## START Data shown

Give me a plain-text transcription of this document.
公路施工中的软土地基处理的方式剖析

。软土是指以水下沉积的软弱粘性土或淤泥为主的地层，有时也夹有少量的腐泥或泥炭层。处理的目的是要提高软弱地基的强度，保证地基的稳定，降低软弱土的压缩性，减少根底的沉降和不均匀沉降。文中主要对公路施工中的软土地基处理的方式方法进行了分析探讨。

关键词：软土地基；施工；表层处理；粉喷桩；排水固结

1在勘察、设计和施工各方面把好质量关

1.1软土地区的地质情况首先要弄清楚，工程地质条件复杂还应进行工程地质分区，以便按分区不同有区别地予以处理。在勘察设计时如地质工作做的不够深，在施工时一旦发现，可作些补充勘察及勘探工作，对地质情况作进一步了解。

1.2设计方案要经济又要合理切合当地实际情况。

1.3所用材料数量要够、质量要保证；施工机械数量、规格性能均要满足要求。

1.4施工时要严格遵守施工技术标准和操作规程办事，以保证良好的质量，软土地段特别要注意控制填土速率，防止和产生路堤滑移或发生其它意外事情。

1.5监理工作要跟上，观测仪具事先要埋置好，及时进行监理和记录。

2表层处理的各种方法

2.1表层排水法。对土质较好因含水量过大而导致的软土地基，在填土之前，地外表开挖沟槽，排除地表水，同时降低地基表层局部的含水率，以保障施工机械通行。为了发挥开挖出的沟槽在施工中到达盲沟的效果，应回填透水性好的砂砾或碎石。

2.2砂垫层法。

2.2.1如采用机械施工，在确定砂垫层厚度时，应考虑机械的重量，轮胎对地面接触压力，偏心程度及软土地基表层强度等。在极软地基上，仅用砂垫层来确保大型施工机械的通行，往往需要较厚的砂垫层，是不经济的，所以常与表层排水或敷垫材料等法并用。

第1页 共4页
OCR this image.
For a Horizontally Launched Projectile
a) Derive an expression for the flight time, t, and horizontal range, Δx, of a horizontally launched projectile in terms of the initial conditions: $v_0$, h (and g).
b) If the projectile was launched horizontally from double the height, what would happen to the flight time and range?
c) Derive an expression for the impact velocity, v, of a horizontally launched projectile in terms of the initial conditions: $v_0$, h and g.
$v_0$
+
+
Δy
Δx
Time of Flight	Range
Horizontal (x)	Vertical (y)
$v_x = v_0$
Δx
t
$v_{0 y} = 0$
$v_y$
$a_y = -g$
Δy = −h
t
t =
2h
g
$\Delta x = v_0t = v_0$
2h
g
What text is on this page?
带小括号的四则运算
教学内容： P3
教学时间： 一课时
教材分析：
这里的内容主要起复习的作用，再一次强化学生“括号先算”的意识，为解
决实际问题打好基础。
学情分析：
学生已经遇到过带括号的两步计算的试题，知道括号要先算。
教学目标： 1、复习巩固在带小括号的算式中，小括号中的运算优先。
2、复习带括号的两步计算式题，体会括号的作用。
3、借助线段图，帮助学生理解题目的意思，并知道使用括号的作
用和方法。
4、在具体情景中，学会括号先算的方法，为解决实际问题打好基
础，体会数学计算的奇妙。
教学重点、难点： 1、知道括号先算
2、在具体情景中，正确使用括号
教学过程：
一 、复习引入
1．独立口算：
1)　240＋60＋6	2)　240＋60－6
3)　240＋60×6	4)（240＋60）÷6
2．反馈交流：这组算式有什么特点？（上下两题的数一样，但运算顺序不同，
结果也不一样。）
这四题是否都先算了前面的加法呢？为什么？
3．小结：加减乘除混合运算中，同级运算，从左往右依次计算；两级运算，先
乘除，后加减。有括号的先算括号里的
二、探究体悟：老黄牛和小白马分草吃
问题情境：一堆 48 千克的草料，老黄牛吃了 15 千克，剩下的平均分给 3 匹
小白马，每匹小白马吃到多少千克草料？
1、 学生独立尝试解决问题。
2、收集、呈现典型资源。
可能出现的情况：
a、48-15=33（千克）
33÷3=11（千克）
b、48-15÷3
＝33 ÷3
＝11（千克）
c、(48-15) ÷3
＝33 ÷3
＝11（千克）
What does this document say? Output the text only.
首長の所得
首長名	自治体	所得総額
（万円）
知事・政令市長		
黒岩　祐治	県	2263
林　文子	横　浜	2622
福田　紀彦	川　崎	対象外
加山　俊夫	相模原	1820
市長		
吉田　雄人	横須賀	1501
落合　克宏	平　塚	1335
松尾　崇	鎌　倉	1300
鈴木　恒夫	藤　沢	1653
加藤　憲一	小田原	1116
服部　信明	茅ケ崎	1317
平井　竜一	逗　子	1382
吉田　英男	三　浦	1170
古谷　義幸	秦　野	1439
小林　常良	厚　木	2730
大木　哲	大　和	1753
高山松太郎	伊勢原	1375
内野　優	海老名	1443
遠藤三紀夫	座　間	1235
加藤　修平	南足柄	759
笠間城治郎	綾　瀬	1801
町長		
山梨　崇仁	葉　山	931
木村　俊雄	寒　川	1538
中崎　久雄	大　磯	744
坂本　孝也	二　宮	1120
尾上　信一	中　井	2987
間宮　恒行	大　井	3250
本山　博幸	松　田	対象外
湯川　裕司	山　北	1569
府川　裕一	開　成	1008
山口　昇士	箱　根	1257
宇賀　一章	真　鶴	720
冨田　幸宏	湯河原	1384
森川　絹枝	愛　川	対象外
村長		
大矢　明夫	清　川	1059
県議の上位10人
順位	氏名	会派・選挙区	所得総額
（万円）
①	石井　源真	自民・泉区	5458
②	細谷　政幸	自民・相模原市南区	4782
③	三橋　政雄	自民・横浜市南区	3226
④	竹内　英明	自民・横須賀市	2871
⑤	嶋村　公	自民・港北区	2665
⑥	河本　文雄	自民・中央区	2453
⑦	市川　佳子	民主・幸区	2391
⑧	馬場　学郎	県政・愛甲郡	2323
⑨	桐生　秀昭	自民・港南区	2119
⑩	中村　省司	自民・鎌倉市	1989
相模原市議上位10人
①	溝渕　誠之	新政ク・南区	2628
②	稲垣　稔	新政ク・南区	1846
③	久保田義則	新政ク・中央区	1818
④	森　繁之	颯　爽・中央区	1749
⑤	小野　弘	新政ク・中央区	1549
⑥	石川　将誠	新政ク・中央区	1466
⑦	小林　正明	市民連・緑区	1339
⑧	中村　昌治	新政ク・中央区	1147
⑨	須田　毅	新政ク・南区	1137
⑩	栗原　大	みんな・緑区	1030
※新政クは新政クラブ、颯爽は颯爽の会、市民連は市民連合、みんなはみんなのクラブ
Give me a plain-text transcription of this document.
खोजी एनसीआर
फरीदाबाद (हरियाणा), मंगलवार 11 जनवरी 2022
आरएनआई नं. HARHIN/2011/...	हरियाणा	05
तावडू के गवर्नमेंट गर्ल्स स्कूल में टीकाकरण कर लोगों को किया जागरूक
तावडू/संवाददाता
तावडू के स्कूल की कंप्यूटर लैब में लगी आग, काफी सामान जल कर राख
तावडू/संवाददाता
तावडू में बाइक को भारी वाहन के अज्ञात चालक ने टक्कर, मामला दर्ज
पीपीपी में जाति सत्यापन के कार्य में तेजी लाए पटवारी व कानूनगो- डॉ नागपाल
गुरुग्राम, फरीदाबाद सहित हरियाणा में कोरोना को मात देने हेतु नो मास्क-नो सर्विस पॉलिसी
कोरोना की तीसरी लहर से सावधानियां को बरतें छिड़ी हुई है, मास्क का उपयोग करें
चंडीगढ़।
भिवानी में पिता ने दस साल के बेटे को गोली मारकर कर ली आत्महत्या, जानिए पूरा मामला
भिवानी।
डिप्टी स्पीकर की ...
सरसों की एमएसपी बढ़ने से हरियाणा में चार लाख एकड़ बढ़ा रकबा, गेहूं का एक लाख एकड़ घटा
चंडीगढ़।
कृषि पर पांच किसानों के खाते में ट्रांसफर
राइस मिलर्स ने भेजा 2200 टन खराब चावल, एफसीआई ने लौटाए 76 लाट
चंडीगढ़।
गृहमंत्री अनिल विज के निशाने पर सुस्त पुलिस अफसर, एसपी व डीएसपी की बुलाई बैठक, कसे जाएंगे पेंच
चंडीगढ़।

## END Data shown

Task goal:
Quote, word for word, every line starting at the one that contains "What does this" and ending with the final line of the entries.

Written response:
What does this document say? Output the text only.
首長の所得
首長名	自治体	所得総額
（万円）
知事・政令市長		
黒岩　祐治	県	2263
林　文子	横　浜	2622
福田　紀彦	川　崎	対象外
加山　俊夫	相模原	1820
市長		
吉田　雄人	横須賀	1501
落合　克宏	平　塚	1335
松尾　崇	鎌　倉	1300
鈴木　恒夫	藤　沢	1653
加藤　憲一	小田原	1116
服部　信明	茅ケ崎	1317
平井　竜一	逗　子	1382
吉田　英男	三　浦	1170
古谷　義幸	秦　野	1439
小林　常良	厚　木	2730
大木　哲	大　和	1753
高山松太郎	伊勢原	1375
内野　優	海老名	1443
遠藤三紀夫	座　間	1235
加藤　修平	南足柄	759
笠間城治郎	綾　瀬	1801
町長		
山梨　崇仁	葉　山	931
木村　俊雄	寒　川	1538
中崎　久雄	大　磯	744
坂本　孝也	二　宮	1120
尾上　信一	中　井	2987
間宮　恒行	大　井	3250
本山　博幸	松　田	対象外
湯川　裕司	山　北	1569
府川　裕一	開　成	1008
山口　昇士	箱　根	1257
宇賀　一章	真　鶴	720
冨田　幸宏	湯河原	1384
森川　絹枝	愛　川	対象外
村長		
大矢　明夫	清　川	1059
県議の上位10人
順位	氏名	会派・選挙区	所得総額
（万円）
①	石井　源真	自民・泉区	5458
②	細谷　政幸	自民・相模原市南区	4782
③	三橋　政雄	自民・横浜市南区	3226
④	竹内　英明	自民・横須賀市	2871
⑤	嶋村　公	自民・港北区	2665
⑥	河本　文雄	自民・中央区	2453
⑦	市川　佳子	民主・幸区	2391
⑧	馬場　学郎	県政・愛甲郡	2323
⑨	桐生　秀昭	自民・港南区	2119
⑩	中村　省司	自民・鎌倉市	1989
相模原市議上位10人
①	溝渕　誠之	新政ク・南区	2628
②	稲垣　稔	新政ク・南区	1846
③	久保田義則	新政ク・中央区	1818
④	森　繁之	颯　爽・中央区	1749
⑤	小野　弘	新政ク・中央区	1549
⑥	石川　将誠	新政ク・中央区	1466
⑦	小林　正明	市民連・緑区	1339
⑧	中村　昌治	新政ク・中央区	1147
⑨	須田　毅	新政ク・南区	1137
⑩	栗原　大	みんな・緑区	1030
※新政クは新政クラブ、颯爽は颯爽の会、市民連は市民連合、みんなはみんなのクラブ
Give me a plain-text transcription of this document.
खोजी एनसीआर
फरीदाबाद (हरियाणा), मंगलवार 11 जनवरी 2022
आरएनआई नं. HARHIN/2011/...	हरियाणा	05
तावडू के गवर्नमेंट गर्ल्स स्कूल में टीकाकरण कर लोगों को किया जागरूक
तावडू/संवाददाता
तावडू के स्कूल की कंप्यूटर लैब में लगी आग, काफी सामान जल कर राख
तावडू/संवाददाता
तावडू में बाइक को भारी वाहन के अज्ञात चालक ने टक्कर, मामला दर्ज
पीपीपी में जाति सत्यापन के कार्य में तेजी लाए पटवारी व कानूनगो- डॉ नागपाल
गुरुग्राम, फरीदाबाद सहित हरियाणा में कोरोना को मात देने हेतु नो मास्क-नो सर्विस पॉलिसी
कोरोना की तीसरी लहर से सावधानियां को बरतें छिड़ी हुई है, मास्क का उपयोग करें
चंडीगढ़।
भिवानी में पिता ने दस साल के बेटे को गोली मारकर कर ली आत्महत्या, जानिए पूरा मामला
भिवानी।
डिप्टी स्पीकर की ...
सरसों की एमएसपी बढ़ने से हरियाणा में चार लाख एकड़ बढ़ा रकबा, गेहूं का एक लाख एकड़ घटा
चंडीगढ़।
कृषि पर पांच किसानों के खाते में ट्रांसफर
राइस मिलर्स ने भेजा 2200 टन खराब चावल, एफसीआई ने लौटाए 76 लाट
चंडीगढ़।
गृहमंत्री अनिल विज के निशाने पर सुस्त पुलिस अफसर, एसपी व डीएसपी की बुलाई बैठक, कसे जाएंगे पेंच
चंडीगढ़।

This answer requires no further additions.